In the entries below, count the lines holding "Strom". Reply with the number only.

++++++

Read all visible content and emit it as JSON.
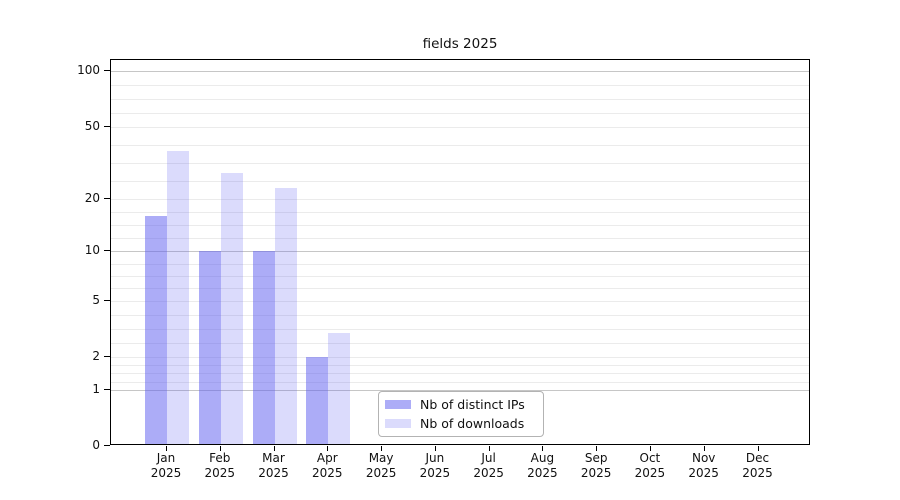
{
  "title": "fields 2025",
  "legend": {
    "items": [
      {
        "label": "Nb of distinct IPs",
        "color": "rgba(90,90,240,0.50)",
        "color_hex": "#adadf7"
      },
      {
        "label": "Nb of downloads",
        "color": "rgba(90,90,240,0.22)",
        "color_hex": "#dcdcfb"
      }
    ]
  },
  "axes": {
    "y_tick_labels": [
      "100",
      "50",
      "20",
      "10",
      "5",
      "2",
      "1",
      "0"
    ],
    "x_tick_year": "2025"
  },
  "chart_data": {
    "type": "bar",
    "title": "fields 2025",
    "categories": [
      "Jan",
      "Feb",
      "Mar",
      "Apr",
      "May",
      "Jun",
      "Jul",
      "Aug",
      "Sep",
      "Oct",
      "Nov",
      "Dec"
    ],
    "x_sub_label": "2025",
    "series": [
      {
        "name": "Nb of distinct IPs",
        "color": "rgba(90,90,240,0.50)",
        "values": [
          16,
          10,
          10,
          2,
          0,
          0,
          0,
          0,
          0,
          0,
          0,
          0
        ]
      },
      {
        "name": "Nb of downloads",
        "color": "rgba(90,90,240,0.22)",
        "values": [
          37,
          28,
          23,
          3,
          0,
          0,
          0,
          0,
          0,
          0,
          0,
          0
        ]
      }
    ],
    "xlabel": "",
    "ylabel": "",
    "y_scale": "log1p",
    "ylim": [
      0,
      115
    ],
    "y_ticks": [
      0,
      1,
      2,
      5,
      10,
      20,
      50,
      100
    ],
    "grid": "major+minor",
    "major_grid_at": [
      1,
      10,
      100
    ],
    "minor_subdivisions_between_ticks": 4,
    "legend_position": "lower-center"
  },
  "colors": {
    "background": "#ffffff",
    "spine": "#000000",
    "grid_major": "#c6c6c6",
    "grid_minor": "#ebebeb",
    "text": "#111111",
    "bar_base": "#5a5af0"
  }
}
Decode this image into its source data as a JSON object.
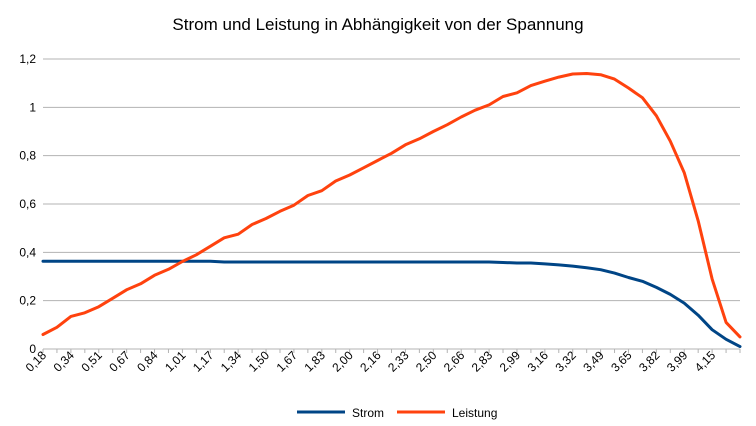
{
  "chart_data": {
    "type": "line",
    "title": "Strom und Leistung in Abhängigkeit von der Spannung",
    "xlabel": "",
    "ylabel": "",
    "ylim": [
      0,
      1.2
    ],
    "y_ticks": [
      "0",
      "0,2",
      "0,4",
      "0,6",
      "0,8",
      "1",
      "1,2"
    ],
    "y_tick_values": [
      0,
      0.2,
      0.4,
      0.6,
      0.8,
      1.0,
      1.2
    ],
    "x_tick_labels": [
      "0,18",
      "0,34",
      "0,51",
      "0,67",
      "0,84",
      "1,01",
      "1,17",
      "1,34",
      "1,50",
      "1,67",
      "1,83",
      "2,00",
      "2,16",
      "2,33",
      "2,50",
      "2,66",
      "2,83",
      "2,99",
      "3,16",
      "3,32",
      "3,49",
      "3,65",
      "3,82",
      "3,99",
      "4,15"
    ],
    "grid": true,
    "legend_position": "bottom",
    "x": [
      0.18,
      0.26,
      0.34,
      0.42,
      0.51,
      0.59,
      0.67,
      0.75,
      0.84,
      0.92,
      1.01,
      1.09,
      1.17,
      1.26,
      1.34,
      1.42,
      1.5,
      1.58,
      1.67,
      1.75,
      1.83,
      1.92,
      2.0,
      2.08,
      2.16,
      2.24,
      2.33,
      2.41,
      2.5,
      2.58,
      2.66,
      2.74,
      2.83,
      2.91,
      2.99,
      3.07,
      3.16,
      3.24,
      3.32,
      3.4,
      3.49,
      3.57,
      3.65,
      3.73,
      3.82,
      3.9,
      3.99,
      4.07,
      4.15,
      4.23,
      4.31
    ],
    "series": [
      {
        "name": "Strom",
        "color": "#004586",
        "values": [
          0.363,
          0.363,
          0.363,
          0.363,
          0.363,
          0.363,
          0.363,
          0.363,
          0.363,
          0.363,
          0.363,
          0.363,
          0.363,
          0.36,
          0.36,
          0.36,
          0.36,
          0.36,
          0.36,
          0.36,
          0.36,
          0.36,
          0.36,
          0.36,
          0.36,
          0.36,
          0.36,
          0.36,
          0.36,
          0.36,
          0.36,
          0.36,
          0.36,
          0.358,
          0.356,
          0.356,
          0.352,
          0.348,
          0.343,
          0.336,
          0.328,
          0.314,
          0.296,
          0.28,
          0.255,
          0.226,
          0.19,
          0.14,
          0.08,
          0.04,
          0.01
        ]
      },
      {
        "name": "Leistung",
        "color": "#ff420e",
        "values": [
          0.06,
          0.09,
          0.135,
          0.15,
          0.175,
          0.21,
          0.245,
          0.27,
          0.305,
          0.33,
          0.362,
          0.39,
          0.425,
          0.46,
          0.475,
          0.515,
          0.54,
          0.57,
          0.595,
          0.635,
          0.655,
          0.695,
          0.72,
          0.75,
          0.78,
          0.81,
          0.845,
          0.87,
          0.9,
          0.928,
          0.96,
          0.988,
          1.01,
          1.045,
          1.06,
          1.09,
          1.108,
          1.125,
          1.138,
          1.14,
          1.135,
          1.117,
          1.08,
          1.04,
          0.965,
          0.86,
          0.73,
          0.53,
          0.29,
          0.11,
          0.05
        ]
      }
    ]
  }
}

++++++

▸ **Output of the exercise**
2